Aim of the task - Check every line below for the string "which", and copy the lines that contain it.

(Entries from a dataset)
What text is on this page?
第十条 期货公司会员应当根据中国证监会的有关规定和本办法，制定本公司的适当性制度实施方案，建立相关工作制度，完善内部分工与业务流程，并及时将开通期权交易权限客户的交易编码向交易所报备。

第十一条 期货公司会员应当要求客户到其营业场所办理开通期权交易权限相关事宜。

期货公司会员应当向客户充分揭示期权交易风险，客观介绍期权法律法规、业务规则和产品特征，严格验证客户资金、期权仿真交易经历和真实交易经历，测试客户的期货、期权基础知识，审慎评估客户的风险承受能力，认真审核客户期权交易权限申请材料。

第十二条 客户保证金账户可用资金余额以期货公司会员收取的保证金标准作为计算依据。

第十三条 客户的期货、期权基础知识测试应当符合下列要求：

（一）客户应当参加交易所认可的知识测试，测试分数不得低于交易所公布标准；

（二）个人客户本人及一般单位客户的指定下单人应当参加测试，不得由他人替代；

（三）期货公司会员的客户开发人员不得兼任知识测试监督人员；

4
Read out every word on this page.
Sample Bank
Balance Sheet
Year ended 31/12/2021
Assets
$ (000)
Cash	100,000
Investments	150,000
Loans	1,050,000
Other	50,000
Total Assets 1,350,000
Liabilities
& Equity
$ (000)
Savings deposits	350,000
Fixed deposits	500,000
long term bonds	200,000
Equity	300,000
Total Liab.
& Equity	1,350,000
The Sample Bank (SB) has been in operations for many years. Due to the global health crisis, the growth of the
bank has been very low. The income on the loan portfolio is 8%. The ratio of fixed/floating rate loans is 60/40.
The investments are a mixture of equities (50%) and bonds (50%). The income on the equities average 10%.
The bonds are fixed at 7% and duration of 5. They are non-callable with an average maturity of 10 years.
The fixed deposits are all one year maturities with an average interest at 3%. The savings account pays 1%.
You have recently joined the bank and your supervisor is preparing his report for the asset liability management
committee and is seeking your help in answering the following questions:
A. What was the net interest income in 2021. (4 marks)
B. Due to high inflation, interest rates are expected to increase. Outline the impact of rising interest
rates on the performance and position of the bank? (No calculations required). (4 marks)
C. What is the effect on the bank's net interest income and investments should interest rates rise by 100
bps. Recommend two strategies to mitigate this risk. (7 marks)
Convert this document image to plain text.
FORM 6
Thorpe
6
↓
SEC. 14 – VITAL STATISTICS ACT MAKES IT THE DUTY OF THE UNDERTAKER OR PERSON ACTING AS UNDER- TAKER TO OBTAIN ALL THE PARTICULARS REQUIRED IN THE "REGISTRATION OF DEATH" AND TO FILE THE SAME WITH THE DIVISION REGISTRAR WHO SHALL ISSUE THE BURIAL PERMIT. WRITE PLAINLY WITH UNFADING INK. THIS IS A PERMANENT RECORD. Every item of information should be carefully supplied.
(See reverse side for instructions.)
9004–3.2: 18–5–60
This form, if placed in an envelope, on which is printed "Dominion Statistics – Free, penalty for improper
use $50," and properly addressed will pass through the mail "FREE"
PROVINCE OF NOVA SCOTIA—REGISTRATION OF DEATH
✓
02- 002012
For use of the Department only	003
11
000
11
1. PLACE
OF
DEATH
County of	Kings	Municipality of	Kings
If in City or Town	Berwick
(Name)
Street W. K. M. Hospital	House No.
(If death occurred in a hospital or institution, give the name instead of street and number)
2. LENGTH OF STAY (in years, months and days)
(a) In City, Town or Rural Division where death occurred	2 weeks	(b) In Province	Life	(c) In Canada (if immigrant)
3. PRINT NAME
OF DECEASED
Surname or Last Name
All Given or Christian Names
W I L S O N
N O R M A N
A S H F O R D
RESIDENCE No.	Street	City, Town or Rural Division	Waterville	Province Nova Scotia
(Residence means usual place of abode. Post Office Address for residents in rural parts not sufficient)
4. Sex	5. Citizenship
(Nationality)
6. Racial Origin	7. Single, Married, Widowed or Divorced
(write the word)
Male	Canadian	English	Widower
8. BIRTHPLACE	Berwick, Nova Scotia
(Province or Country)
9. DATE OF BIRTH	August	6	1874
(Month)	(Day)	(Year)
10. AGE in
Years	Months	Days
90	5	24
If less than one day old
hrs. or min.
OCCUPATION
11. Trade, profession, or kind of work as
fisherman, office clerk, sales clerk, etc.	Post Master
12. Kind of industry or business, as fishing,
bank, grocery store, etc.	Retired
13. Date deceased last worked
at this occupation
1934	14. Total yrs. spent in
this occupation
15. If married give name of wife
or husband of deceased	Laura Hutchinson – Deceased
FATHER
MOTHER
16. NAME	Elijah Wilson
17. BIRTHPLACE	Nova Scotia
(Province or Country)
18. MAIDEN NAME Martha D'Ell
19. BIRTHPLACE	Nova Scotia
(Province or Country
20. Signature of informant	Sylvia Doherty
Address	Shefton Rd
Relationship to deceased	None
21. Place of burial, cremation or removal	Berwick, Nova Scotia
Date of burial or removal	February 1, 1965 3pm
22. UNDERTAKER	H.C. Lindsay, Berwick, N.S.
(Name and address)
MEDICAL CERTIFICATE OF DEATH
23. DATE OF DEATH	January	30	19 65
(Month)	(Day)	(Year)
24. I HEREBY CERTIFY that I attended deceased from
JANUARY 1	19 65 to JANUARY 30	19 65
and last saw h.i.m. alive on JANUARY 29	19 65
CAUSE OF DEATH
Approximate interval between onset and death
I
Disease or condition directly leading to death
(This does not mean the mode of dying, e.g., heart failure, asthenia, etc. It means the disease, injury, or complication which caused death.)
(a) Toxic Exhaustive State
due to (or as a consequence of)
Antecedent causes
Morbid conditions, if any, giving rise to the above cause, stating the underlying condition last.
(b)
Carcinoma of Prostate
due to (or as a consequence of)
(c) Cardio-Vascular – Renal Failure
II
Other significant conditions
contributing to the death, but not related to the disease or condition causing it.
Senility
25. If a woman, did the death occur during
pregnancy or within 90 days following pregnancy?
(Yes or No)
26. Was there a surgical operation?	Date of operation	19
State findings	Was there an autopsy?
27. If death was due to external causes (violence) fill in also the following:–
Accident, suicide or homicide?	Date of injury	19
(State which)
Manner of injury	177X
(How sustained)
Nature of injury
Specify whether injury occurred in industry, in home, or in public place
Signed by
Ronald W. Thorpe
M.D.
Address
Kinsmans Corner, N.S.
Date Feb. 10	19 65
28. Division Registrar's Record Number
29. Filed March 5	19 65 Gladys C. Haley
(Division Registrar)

Correct answer -
This form, if placed in an envelope, on which is printed "Dominion Statistics – Free, penalty for improper
(This does not mean the mode of dying, e.g., heart failure, asthenia, etc. It means the disease, injury, or complication which caused death.)
(State which)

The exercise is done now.